Top of Records for the exercise
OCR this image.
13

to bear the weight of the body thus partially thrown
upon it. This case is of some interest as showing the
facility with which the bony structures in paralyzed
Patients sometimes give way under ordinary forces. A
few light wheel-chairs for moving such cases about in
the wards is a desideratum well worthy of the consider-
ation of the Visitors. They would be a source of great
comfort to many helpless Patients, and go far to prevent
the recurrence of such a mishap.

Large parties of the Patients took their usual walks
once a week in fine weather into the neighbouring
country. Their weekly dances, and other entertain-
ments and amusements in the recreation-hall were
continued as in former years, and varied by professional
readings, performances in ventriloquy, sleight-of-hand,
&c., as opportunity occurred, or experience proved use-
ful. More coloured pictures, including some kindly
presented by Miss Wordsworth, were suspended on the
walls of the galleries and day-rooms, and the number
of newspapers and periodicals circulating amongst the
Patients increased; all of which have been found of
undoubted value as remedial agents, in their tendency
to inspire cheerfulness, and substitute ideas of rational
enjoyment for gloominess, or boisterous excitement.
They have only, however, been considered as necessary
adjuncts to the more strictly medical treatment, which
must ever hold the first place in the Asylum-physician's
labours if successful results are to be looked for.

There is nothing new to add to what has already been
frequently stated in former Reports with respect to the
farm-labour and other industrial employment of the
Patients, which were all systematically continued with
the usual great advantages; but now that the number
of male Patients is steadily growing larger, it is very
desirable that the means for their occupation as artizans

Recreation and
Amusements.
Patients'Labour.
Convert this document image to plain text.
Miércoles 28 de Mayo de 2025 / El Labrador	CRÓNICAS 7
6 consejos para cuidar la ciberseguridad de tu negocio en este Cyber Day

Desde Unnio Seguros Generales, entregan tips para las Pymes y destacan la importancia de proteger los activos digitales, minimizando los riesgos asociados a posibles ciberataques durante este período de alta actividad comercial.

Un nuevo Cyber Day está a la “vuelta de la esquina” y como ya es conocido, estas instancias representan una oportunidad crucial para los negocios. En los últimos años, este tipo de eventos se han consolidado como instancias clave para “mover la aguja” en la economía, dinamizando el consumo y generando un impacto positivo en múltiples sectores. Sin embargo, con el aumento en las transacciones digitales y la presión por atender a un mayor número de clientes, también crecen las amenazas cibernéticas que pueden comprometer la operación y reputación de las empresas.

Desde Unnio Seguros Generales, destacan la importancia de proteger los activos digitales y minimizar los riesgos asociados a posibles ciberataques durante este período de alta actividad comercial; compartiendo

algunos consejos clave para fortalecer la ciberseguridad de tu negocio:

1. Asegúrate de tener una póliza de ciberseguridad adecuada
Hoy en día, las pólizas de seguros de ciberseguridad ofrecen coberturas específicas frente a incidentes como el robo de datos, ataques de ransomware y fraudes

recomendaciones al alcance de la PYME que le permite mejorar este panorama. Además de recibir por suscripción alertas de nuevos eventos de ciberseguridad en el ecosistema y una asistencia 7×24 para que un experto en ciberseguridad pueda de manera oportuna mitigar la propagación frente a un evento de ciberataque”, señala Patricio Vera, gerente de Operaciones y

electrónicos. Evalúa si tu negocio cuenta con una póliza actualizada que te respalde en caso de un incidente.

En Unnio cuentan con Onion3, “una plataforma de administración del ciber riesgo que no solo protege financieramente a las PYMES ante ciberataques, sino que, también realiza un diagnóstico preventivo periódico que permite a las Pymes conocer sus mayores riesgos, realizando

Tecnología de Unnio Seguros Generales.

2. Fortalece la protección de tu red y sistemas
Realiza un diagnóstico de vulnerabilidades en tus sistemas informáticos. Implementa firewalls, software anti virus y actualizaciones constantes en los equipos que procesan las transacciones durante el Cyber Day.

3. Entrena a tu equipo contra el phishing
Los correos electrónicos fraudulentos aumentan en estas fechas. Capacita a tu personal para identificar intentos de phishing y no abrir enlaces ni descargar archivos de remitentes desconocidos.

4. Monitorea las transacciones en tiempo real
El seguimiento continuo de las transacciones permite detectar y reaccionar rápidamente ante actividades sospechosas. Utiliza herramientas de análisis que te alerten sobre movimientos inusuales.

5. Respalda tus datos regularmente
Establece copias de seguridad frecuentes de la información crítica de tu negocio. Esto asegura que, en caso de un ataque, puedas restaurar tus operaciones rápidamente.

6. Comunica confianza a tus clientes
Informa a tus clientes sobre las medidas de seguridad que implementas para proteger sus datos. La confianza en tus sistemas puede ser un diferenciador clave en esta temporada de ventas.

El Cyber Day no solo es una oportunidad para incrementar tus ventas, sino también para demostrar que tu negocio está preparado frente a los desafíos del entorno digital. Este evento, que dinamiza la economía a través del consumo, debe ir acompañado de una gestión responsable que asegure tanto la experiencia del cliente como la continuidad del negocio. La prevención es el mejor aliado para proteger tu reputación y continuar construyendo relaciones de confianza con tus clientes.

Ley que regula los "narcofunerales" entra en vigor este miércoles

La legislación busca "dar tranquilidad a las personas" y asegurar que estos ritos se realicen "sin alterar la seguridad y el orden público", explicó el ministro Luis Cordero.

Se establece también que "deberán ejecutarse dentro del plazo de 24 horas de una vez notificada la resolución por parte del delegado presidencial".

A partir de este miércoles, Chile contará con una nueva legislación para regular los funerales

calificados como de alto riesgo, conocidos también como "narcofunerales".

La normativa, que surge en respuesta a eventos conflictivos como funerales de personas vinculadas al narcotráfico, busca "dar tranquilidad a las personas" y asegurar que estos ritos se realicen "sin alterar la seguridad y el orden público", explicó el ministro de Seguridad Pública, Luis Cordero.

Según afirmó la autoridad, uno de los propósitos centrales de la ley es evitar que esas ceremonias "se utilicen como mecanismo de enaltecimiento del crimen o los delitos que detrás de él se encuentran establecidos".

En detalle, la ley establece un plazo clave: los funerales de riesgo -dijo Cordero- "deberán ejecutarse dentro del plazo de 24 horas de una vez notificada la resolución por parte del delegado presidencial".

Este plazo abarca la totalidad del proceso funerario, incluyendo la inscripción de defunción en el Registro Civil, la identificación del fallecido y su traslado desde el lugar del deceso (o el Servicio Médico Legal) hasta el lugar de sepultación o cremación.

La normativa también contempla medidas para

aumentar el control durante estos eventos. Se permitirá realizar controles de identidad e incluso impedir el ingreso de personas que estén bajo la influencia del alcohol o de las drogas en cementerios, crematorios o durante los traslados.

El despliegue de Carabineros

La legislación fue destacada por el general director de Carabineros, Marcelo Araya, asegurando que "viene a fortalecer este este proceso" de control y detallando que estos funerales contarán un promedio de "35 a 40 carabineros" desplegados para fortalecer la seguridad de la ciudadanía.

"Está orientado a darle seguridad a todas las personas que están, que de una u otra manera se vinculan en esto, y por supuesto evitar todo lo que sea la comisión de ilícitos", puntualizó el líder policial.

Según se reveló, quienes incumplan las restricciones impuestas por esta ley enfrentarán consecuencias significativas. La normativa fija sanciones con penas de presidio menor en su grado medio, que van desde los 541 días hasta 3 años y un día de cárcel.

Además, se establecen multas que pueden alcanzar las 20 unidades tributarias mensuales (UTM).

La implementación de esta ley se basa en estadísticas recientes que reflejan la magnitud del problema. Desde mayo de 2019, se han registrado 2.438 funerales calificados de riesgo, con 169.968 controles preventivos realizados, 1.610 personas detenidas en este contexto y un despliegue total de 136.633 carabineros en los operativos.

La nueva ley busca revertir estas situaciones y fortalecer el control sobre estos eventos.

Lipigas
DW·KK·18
Bottom of Records for the exercise
_Task instructions_
Filter the entries and keep only the lines holding "medidas".

_Solution_
Informa a tus clientes sobre las medidas de seguridad que implementas para proteger sus datos. La confianza en tus sistemas puede ser un diferenciador clave en esta temporada de ventas.
La normativa también contempla medidas para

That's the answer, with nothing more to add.